* _GIVEN PROBLEM 1_
Convert the rows into a JSON list of strings, one string per line and without blank lines. Begin at the first row and continue up to and including the line containing "962, 2232, 1178]".

# Best Pizza Brands



## The Conqueror (Feb 23, 2010)

And The best pizza brand is...



Dominos
PapaJohns
Pizzahut
Other - Please specify
If you ordered online/telephone please mention the time taken for delivery.

---------- Post added at 03:35 PM ---------- Previous post was at 03:33 PM ----------

I feel PapaJohns and Pizza hut are the best as far as quality is concerned though they are a bit expensive too...


----------



## kalpik (Feb 23, 2010)

I love PapaJohns! The quality and taste is outstanding!


----------



## ssk_the_gr8 (Feb 23, 2010)

cant comment.. cause the only thing i've had is dominos & i love it... lets see who wins


----------



## Faun (Feb 23, 2010)

wtf is wrond with numbering in first post ? bad bad CSS


----------



## rhitwick (Feb 23, 2010)

^If using bullets then only it happens...
I like Dominos, PizzaHut, bad quality and quantity


----------



## Chirag (Feb 23, 2010)

I don't like Dominos. Pizza hut is good but costly. Garlic bread, ftw! Is PapaJohns good? My friend said not that good so never tried. Which one should I go for in PapaJohns?  Both veg and nonveg.


----------



## desiibond (Feb 23, 2010)

kanjar said:


> wtf is wrond with numbering in first post ? bad bad CSS



TDF if doing things "out of the box" 

Pizza Hut for me


----------



## tarey_g (Feb 24, 2010)

kalpik said:


> I love PapaJohns! The quality and taste is outstanding!



+1, btw my favorite there besides pizza is Parmesan garlic bread


----------



## esumitkumar (Feb 24, 2010)

* _RECORDS SHOWN_
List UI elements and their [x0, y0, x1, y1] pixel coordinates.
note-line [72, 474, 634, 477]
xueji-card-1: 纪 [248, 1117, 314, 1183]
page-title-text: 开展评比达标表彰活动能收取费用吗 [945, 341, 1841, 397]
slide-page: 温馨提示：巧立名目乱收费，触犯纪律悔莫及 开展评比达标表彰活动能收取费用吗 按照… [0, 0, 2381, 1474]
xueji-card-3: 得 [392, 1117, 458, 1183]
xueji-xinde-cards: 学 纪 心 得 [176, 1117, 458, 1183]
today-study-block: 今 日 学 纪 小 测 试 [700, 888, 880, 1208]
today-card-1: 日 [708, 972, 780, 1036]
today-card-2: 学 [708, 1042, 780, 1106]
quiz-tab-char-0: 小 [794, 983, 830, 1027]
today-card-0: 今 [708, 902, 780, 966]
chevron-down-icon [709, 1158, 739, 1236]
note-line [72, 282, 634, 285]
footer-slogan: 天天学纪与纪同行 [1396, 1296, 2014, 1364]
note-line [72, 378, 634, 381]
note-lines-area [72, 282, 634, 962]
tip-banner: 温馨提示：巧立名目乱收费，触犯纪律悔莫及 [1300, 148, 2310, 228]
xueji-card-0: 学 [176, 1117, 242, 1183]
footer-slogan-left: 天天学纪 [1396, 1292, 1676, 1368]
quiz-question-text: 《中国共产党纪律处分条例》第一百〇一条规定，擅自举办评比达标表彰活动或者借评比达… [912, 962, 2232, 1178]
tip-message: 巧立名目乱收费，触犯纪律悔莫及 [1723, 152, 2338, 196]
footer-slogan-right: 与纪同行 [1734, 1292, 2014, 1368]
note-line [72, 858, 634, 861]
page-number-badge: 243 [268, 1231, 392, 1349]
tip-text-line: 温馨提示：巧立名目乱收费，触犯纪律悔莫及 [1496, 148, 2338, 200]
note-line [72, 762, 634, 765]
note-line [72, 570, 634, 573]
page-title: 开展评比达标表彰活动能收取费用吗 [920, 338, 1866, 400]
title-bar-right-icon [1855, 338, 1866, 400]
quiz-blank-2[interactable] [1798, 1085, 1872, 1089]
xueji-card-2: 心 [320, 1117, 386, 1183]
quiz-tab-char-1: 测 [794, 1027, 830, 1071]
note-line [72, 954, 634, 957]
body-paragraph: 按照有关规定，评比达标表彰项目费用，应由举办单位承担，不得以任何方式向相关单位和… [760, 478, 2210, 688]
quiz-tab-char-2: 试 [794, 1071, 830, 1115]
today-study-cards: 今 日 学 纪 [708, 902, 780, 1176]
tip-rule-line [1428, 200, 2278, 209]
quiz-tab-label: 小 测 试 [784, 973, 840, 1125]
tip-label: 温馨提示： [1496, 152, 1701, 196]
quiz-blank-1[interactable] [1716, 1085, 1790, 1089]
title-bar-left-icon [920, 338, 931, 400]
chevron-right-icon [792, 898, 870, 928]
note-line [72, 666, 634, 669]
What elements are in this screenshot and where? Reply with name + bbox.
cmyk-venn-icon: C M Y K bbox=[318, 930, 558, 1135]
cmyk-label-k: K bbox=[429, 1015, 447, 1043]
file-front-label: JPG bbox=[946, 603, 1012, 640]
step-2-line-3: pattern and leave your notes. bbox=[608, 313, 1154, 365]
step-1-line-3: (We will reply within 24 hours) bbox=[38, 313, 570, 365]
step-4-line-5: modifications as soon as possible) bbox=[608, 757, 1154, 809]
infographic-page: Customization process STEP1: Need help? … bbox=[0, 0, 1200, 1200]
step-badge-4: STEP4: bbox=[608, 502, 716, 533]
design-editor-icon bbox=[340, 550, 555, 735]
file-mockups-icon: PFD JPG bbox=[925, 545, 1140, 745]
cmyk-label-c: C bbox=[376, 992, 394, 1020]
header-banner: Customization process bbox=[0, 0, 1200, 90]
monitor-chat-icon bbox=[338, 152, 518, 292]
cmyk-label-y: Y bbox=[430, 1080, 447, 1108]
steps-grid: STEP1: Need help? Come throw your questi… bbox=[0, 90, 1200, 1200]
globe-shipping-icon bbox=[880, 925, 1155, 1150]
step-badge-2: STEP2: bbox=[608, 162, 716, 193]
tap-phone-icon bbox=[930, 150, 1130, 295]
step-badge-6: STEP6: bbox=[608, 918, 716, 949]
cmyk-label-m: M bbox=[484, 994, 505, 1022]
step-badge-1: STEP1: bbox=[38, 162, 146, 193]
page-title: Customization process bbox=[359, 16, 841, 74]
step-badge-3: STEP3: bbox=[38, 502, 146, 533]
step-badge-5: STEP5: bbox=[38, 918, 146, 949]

* _GIVEN PROBLEM 2_
In the pizza brands thread, what does tarey_g name as a favorite at PapaJohns besides pizza?

* _WRITTEN RESPONSE 1_
[
  "List UI elements and their [x0, y0, x1, y1] pixel coordinates.",
  "note-line [72, 474, 634, 477]",
  "xueji-card-1: 纪 [248, 1117, 314, 1183]",
  "page-title-text: 开展评比达标表彰活动能收取费用吗 [945, 341, 1841, 397]",
  "slide-page: 温馨提示：巧立名目乱收费，触犯纪律悔莫及 开展评比达标表彰活动能收取费用吗 按照… [0, 0, 2381, 1474]",
  "xueji-card-3: 得 [392, 1117, 458, 1183]",
  "xueji-xinde-cards: 学 纪 心 得 [176, 1117, 458, 1183]",
  "today-study-block: 今 日 学 纪 小 测 试 [700, 888, 880, 1208]",
  "today-card-1: 日 [708, 972, 780, 1036]",
  "today-card-2: 学 [708, 1042, 780, 1106]",
  "quiz-tab-char-0: 小 [794, 983, 830, 1027]",
  "today-card-0: 今 [708, 902, 780, 966]",
  "chevron-down-icon [709, 1158, 739, 1236]",
  "note-line [72, 282, 634, 285]",
  "footer-slogan: 天天学纪与纪同行 [1396, 1296, 2014, 1364]",
  "note-line [72, 378, 634, 381]",
  "note-lines-area [72, 282, 634, 962]",
  "tip-banner: 温馨提示：巧立名目乱收费，触犯纪律悔莫及 [1300, 148, 2310, 228]",
  "xueji-card-0: 学 [176, 1117, 242, 1183]",
  "footer-slogan-left: 天天学纪 [1396, 1292, 1676, 1368]",
  "quiz-question-text: 《中国共产党纪律处分条例》第一百〇一条规定，擅自举办评比达标表彰活动或者借评比达… [912, 962, 2232, 1178]"
]

* _WRITTEN RESPONSE 2_
Parmesan garlic bread